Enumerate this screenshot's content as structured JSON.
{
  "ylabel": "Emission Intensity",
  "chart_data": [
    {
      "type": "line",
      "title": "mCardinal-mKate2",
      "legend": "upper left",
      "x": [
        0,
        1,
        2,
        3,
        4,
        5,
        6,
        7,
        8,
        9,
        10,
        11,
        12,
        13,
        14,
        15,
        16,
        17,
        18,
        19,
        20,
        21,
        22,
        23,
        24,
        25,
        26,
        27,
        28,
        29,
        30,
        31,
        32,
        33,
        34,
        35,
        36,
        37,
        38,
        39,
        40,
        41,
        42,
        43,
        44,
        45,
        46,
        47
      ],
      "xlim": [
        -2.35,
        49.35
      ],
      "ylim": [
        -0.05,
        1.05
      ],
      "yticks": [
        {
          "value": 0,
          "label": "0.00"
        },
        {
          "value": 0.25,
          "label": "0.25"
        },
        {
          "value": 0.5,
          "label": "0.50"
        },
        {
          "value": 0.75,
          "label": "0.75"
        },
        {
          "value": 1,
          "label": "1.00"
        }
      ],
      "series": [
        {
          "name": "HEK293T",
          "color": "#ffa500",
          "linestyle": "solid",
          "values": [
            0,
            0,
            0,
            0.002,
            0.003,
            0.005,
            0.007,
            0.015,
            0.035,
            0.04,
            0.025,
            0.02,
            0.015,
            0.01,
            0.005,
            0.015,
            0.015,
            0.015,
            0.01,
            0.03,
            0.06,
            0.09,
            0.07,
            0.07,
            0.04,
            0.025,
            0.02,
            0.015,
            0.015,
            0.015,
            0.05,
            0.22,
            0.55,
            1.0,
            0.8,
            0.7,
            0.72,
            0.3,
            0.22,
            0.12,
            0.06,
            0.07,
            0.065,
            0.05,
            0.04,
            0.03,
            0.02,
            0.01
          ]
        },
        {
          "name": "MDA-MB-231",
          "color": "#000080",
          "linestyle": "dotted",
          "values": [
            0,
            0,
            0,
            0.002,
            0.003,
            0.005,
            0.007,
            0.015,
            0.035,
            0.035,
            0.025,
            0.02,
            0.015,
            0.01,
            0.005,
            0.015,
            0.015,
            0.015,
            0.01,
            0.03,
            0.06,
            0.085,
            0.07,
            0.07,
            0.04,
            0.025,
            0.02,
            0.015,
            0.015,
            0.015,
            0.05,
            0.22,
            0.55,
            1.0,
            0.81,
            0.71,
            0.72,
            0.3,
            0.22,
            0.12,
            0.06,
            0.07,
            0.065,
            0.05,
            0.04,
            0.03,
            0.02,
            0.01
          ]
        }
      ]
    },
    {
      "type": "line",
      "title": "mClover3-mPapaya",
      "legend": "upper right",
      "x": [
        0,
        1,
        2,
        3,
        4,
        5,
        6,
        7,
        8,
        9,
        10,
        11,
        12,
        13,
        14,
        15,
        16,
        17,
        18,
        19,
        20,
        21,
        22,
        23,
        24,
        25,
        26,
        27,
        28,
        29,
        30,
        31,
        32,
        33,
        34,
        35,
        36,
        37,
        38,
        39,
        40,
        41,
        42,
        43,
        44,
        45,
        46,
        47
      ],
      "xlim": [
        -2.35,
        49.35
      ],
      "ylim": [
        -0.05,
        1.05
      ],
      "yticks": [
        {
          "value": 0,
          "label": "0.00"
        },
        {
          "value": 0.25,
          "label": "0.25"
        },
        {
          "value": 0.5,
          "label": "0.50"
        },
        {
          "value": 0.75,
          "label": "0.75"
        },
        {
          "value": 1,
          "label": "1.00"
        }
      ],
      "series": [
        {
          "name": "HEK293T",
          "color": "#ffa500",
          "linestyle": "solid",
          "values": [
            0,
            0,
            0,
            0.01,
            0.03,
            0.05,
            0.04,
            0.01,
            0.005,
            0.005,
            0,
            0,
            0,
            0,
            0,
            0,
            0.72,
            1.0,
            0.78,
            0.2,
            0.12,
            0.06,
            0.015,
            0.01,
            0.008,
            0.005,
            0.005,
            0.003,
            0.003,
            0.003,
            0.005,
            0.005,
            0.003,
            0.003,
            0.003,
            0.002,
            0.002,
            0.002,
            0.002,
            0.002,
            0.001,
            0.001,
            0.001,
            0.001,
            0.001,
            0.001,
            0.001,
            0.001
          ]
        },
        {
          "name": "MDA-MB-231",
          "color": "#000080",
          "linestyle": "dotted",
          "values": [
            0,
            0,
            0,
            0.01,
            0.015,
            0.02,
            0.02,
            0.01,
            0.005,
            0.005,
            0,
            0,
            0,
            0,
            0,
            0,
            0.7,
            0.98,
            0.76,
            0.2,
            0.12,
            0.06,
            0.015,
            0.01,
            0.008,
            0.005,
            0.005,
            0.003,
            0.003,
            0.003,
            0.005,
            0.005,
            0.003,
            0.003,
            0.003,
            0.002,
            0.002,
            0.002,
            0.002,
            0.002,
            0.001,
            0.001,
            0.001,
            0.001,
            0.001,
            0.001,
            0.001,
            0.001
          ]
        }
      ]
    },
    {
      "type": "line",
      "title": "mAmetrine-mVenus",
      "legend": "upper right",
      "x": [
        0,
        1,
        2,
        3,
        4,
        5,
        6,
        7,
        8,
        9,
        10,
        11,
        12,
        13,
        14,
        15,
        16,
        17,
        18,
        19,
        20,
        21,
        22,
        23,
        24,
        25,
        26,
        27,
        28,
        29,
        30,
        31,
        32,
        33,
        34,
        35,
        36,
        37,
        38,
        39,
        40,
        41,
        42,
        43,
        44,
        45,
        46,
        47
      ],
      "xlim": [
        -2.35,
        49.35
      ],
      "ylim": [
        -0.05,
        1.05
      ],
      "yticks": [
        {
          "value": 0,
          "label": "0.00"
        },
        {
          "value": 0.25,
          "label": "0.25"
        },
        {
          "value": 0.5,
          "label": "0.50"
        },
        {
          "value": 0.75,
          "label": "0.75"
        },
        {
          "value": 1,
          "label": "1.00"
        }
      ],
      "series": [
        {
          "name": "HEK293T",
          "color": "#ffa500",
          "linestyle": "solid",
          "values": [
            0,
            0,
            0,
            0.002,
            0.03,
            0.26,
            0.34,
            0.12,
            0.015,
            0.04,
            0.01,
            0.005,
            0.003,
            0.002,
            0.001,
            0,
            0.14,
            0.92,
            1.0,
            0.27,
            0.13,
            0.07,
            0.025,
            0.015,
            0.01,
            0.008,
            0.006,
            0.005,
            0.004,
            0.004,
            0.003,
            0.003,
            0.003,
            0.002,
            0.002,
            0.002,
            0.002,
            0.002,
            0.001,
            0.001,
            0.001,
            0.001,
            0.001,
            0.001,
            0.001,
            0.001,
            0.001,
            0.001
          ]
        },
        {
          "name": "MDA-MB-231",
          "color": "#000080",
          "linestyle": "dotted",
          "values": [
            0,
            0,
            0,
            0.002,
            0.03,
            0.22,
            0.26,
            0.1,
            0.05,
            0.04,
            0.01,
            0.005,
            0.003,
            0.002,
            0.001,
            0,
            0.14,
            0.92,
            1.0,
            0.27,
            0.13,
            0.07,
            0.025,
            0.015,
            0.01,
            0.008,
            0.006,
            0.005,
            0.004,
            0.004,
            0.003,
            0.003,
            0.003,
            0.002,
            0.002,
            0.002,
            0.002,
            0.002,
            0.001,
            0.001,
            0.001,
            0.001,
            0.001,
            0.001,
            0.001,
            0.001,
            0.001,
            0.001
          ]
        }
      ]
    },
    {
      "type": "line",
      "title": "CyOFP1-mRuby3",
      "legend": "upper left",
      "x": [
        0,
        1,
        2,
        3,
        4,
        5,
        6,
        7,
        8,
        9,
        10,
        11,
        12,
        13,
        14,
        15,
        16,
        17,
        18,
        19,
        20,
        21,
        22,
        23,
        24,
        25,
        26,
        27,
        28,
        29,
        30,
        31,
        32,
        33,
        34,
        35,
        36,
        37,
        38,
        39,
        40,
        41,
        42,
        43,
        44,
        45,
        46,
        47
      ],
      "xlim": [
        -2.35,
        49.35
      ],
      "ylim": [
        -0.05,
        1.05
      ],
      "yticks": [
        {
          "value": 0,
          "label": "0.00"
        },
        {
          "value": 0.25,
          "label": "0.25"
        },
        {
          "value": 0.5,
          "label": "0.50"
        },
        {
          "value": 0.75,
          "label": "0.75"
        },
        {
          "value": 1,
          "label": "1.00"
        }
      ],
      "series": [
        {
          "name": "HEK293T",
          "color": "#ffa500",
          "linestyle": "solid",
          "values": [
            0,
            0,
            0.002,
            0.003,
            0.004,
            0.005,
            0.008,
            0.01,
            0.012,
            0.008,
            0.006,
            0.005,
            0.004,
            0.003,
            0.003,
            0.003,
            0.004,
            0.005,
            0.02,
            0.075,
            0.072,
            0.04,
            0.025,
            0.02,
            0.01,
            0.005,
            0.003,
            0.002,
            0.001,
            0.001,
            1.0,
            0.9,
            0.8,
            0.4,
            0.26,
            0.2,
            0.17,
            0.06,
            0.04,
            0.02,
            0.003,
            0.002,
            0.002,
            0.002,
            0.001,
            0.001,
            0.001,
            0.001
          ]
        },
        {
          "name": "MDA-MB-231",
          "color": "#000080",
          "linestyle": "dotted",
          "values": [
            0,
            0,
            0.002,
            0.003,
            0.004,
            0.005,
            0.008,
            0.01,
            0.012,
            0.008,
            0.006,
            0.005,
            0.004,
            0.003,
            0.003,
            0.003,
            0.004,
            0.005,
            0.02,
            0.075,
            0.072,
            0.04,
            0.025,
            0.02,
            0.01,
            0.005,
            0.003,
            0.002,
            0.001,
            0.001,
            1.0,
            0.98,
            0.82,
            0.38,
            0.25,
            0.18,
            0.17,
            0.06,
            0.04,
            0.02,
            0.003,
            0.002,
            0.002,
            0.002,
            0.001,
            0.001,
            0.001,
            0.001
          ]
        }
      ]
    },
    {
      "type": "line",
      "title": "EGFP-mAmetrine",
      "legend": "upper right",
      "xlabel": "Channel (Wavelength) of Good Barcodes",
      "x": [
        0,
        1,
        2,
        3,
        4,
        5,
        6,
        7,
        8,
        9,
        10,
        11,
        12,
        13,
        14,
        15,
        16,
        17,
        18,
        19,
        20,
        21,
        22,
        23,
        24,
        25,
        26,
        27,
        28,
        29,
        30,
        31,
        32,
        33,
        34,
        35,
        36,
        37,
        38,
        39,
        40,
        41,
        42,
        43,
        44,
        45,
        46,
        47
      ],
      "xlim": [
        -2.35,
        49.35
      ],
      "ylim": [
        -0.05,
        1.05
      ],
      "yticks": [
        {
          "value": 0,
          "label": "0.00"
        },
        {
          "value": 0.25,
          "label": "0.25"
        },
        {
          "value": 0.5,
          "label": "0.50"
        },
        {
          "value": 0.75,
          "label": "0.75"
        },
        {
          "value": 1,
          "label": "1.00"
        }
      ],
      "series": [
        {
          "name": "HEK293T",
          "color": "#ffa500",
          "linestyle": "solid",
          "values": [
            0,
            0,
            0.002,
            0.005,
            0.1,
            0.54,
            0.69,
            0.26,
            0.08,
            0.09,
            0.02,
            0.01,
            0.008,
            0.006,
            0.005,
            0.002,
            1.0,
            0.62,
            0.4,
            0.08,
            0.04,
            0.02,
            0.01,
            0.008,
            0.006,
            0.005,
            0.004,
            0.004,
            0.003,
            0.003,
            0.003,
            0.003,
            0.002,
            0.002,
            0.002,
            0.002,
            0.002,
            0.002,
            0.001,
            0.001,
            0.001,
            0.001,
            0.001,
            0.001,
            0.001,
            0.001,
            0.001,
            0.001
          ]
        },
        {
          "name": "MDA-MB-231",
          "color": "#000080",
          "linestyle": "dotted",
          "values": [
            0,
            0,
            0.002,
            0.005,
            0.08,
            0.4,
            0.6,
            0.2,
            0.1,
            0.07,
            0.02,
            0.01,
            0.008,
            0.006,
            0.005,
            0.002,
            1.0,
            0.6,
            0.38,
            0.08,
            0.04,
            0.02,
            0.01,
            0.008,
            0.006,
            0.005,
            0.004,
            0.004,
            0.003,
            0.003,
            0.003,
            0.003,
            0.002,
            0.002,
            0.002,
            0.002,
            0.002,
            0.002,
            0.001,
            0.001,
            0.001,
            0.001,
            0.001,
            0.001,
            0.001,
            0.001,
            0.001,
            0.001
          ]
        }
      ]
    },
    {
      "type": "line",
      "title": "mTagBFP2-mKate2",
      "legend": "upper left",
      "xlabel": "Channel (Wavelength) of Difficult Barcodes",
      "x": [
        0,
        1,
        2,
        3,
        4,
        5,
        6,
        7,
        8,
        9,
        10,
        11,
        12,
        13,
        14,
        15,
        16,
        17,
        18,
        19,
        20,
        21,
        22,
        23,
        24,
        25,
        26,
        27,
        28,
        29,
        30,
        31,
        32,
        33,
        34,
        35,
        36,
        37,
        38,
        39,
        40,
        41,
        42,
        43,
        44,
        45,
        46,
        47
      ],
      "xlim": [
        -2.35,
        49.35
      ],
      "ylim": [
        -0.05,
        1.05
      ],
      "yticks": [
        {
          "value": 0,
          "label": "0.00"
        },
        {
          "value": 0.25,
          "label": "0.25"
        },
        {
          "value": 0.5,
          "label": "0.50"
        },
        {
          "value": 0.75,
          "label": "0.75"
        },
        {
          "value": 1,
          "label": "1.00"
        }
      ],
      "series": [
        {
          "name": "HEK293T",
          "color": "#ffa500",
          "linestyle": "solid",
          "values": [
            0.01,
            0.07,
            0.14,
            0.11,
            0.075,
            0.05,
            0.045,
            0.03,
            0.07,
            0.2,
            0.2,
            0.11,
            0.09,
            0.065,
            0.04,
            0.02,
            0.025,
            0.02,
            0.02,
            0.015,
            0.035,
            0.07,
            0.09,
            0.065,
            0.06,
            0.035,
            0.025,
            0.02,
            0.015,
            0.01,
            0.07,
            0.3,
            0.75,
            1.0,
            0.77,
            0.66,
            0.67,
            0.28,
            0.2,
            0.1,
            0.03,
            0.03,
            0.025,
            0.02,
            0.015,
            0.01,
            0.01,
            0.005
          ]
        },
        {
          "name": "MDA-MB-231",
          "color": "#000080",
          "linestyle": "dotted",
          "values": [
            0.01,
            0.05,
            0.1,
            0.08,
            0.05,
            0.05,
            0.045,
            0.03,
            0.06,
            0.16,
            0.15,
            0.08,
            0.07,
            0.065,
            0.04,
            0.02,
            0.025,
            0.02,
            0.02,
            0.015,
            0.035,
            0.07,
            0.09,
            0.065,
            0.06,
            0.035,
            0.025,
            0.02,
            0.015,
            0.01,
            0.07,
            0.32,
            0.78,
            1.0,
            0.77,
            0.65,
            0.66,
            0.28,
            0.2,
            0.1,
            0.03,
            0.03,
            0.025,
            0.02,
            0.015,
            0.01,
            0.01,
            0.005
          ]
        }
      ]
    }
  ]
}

- - - - - - -

The request:
Filter the data for the string "Wavelength" and copy every line that has it.

Solution:
      "xlabel": "Channel (Wavelength) of Good Barcodes",
      "xlabel": "Channel (Wavelength) of Difficult Barcodes",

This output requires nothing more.